[Start Provided entries]

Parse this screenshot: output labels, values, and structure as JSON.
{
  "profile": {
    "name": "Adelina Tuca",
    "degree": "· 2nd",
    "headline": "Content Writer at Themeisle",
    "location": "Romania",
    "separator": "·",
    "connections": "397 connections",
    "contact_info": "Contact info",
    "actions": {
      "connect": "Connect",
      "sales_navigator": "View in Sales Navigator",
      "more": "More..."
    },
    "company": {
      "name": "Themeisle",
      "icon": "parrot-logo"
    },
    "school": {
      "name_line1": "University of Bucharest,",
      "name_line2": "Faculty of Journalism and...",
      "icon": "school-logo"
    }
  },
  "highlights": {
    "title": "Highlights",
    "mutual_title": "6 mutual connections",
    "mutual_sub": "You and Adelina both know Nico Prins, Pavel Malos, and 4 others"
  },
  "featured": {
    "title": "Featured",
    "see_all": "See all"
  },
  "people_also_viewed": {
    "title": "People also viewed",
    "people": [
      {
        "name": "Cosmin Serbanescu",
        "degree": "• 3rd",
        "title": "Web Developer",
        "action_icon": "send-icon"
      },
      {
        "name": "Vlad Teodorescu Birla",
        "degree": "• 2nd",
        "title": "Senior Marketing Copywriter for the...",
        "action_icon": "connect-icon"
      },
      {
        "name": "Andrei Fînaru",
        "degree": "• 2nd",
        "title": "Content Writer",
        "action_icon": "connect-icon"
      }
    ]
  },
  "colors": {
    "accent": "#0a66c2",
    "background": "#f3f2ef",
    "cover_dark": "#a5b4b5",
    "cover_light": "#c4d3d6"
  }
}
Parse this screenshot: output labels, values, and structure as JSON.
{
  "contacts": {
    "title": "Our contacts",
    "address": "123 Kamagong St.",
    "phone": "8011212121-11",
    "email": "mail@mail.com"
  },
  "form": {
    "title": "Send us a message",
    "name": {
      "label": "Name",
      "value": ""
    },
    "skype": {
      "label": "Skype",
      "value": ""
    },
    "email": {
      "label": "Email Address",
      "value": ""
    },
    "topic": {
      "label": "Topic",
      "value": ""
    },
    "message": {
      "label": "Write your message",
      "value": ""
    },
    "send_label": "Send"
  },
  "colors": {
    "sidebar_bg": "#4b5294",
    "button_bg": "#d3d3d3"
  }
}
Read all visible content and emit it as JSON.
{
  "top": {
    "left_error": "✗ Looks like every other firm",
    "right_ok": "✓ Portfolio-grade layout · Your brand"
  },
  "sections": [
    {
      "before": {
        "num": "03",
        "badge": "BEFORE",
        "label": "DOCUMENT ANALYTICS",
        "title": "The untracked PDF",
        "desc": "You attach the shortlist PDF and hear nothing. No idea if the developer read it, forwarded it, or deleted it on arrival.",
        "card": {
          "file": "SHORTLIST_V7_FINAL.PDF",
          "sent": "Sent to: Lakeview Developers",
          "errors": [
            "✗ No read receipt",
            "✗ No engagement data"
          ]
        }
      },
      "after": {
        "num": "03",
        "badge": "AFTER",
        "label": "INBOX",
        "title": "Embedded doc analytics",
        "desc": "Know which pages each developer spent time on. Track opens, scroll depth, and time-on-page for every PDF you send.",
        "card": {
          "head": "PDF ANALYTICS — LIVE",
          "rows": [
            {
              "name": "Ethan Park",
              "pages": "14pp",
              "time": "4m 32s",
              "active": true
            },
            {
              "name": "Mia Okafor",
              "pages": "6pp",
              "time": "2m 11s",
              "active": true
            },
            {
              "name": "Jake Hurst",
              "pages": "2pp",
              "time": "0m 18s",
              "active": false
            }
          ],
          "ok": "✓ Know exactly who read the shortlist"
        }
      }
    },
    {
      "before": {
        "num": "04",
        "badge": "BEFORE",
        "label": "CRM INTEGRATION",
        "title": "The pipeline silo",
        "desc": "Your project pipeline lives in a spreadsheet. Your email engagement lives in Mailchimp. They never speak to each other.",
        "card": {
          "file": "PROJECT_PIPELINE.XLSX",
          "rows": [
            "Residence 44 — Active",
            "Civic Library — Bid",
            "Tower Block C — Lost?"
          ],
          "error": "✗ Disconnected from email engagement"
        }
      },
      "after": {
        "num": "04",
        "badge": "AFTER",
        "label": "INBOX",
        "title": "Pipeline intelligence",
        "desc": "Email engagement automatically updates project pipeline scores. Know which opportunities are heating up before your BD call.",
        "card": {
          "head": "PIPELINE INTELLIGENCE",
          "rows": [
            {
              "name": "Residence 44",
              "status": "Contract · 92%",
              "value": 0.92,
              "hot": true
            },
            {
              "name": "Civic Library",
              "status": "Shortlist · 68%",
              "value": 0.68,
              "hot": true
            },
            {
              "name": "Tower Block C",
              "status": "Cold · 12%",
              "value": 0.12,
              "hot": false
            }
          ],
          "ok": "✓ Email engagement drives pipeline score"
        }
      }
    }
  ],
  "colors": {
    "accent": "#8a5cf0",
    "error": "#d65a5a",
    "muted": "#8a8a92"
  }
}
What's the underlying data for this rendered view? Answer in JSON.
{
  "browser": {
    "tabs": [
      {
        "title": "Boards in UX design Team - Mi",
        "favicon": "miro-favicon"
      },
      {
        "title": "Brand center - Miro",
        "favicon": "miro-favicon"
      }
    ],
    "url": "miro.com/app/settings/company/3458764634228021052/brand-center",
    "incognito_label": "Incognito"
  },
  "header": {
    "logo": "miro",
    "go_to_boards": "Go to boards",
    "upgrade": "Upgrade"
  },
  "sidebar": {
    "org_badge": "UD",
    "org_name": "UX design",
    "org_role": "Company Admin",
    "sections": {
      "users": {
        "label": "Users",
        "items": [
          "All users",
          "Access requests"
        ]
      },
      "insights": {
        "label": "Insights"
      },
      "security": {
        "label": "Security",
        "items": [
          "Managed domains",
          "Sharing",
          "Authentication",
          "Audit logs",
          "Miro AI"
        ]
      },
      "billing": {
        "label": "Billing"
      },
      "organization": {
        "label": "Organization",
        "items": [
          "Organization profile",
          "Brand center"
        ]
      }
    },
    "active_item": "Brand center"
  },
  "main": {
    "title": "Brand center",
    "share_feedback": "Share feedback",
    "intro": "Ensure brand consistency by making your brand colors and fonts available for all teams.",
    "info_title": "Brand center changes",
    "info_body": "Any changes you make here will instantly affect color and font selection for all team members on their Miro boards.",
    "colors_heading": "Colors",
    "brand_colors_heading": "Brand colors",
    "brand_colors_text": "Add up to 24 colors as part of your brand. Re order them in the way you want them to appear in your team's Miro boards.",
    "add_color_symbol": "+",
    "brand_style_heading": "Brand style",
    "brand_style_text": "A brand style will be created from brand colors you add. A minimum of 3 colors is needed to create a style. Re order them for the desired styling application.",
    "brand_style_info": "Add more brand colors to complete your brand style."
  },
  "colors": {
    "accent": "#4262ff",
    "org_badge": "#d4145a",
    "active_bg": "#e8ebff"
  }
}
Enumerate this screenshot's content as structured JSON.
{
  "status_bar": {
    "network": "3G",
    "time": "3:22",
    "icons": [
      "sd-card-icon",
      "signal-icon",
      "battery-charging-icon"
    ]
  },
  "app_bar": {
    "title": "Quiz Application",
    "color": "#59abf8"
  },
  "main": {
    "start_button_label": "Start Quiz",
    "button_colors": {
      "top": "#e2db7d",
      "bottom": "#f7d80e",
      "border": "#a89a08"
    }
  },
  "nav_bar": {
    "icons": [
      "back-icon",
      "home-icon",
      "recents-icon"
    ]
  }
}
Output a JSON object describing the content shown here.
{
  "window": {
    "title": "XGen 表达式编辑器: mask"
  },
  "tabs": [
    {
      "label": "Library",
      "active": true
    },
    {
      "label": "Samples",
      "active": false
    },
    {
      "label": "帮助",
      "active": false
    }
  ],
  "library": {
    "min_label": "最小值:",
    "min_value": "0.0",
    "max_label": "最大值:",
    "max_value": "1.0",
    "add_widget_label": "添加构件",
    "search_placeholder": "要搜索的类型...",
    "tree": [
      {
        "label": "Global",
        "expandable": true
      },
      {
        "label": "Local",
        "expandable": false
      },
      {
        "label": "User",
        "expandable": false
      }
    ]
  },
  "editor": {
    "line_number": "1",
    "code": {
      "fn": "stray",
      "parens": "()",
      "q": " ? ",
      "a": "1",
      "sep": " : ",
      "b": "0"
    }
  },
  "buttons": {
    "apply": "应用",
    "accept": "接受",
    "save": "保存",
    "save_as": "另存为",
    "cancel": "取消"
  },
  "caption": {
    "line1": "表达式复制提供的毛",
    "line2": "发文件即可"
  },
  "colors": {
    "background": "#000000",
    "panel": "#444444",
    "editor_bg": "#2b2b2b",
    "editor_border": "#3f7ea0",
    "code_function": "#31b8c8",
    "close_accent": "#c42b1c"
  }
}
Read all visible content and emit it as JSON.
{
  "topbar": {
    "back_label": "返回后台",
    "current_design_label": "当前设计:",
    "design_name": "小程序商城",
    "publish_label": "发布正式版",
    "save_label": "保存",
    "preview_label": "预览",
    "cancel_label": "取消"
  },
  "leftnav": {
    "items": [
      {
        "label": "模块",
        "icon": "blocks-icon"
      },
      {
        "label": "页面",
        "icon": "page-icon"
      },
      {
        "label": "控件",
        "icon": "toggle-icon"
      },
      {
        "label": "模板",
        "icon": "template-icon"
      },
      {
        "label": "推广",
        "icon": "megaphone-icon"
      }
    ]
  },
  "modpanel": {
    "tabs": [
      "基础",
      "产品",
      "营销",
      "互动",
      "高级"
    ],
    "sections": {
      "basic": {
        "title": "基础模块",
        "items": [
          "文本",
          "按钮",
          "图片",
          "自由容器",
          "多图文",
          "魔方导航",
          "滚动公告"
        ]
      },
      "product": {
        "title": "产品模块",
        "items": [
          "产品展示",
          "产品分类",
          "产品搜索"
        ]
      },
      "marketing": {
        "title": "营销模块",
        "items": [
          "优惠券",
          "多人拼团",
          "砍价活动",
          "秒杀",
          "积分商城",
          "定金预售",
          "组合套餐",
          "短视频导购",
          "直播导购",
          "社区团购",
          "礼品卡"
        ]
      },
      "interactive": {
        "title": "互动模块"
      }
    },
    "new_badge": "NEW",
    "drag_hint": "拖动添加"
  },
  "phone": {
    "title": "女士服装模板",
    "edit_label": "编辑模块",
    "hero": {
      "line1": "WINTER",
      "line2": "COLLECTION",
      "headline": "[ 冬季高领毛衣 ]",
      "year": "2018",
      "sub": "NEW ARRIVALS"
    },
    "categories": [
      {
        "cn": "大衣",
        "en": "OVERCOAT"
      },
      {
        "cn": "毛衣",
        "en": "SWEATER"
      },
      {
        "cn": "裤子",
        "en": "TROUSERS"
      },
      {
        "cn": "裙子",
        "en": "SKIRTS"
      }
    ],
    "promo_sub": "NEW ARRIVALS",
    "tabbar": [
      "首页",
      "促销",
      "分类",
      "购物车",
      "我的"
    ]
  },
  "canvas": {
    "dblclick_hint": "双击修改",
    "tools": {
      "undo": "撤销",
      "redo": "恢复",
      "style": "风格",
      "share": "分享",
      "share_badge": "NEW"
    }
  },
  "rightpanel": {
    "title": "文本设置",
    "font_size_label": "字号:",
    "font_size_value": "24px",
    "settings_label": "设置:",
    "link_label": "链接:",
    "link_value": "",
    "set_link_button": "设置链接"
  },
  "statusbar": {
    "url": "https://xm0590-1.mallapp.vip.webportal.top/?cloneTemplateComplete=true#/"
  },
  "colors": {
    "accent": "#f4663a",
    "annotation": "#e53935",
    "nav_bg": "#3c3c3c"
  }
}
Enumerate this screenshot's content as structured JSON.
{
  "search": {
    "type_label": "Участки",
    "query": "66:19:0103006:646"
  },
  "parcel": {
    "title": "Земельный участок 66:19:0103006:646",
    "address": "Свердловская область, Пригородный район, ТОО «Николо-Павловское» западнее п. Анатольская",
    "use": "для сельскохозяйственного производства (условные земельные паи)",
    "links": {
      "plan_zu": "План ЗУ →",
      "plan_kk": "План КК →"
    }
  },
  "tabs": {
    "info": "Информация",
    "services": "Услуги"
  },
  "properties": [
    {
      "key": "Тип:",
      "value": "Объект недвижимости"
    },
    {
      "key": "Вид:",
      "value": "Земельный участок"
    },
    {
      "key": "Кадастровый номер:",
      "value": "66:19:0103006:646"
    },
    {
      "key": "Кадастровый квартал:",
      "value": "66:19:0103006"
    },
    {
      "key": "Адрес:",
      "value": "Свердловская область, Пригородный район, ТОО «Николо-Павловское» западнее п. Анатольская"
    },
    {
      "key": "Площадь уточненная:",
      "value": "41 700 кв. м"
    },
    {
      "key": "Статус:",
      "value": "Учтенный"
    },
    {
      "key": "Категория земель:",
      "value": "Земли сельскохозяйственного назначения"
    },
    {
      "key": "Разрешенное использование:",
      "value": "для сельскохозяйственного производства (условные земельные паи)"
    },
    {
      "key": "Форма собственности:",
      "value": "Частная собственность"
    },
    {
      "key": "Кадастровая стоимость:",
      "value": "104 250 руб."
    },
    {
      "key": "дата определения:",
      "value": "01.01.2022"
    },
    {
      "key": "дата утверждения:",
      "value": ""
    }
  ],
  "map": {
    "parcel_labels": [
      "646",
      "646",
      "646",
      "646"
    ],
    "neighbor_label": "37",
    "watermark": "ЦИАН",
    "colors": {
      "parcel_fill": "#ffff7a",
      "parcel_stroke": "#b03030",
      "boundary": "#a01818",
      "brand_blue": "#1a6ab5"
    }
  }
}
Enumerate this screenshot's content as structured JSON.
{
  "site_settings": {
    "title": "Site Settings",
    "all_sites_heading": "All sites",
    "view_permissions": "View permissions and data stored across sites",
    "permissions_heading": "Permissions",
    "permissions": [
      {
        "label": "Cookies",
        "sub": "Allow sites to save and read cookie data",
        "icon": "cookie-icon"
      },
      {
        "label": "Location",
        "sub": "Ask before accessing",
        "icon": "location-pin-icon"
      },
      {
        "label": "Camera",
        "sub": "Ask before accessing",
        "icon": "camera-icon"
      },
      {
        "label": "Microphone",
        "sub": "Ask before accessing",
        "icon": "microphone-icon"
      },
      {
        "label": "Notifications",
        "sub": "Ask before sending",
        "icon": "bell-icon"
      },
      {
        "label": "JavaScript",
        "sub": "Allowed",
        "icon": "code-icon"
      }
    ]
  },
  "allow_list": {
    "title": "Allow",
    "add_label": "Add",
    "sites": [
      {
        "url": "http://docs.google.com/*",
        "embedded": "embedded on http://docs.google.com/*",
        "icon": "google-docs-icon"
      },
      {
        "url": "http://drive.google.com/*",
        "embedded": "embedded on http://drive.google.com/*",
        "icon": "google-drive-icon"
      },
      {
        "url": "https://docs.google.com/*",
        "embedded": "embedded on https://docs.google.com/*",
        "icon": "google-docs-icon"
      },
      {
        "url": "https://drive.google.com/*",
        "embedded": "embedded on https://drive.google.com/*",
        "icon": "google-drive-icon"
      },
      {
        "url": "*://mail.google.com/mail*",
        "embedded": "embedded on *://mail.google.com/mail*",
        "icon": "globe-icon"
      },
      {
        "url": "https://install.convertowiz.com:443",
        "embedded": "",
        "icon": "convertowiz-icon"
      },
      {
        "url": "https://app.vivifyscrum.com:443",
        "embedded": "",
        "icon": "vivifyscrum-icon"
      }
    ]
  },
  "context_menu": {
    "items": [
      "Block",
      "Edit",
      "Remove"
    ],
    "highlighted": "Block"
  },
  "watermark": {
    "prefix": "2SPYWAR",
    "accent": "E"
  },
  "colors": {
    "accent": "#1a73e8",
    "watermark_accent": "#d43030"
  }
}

[End Provided entries]

Your instructions -> In the entries above, find each line with the word "degree" and show it.

The response ->
    "degree": "· 2nd",
        "degree": "• 3rd",
        "degree": "• 2nd",
        "degree": "• 2nd",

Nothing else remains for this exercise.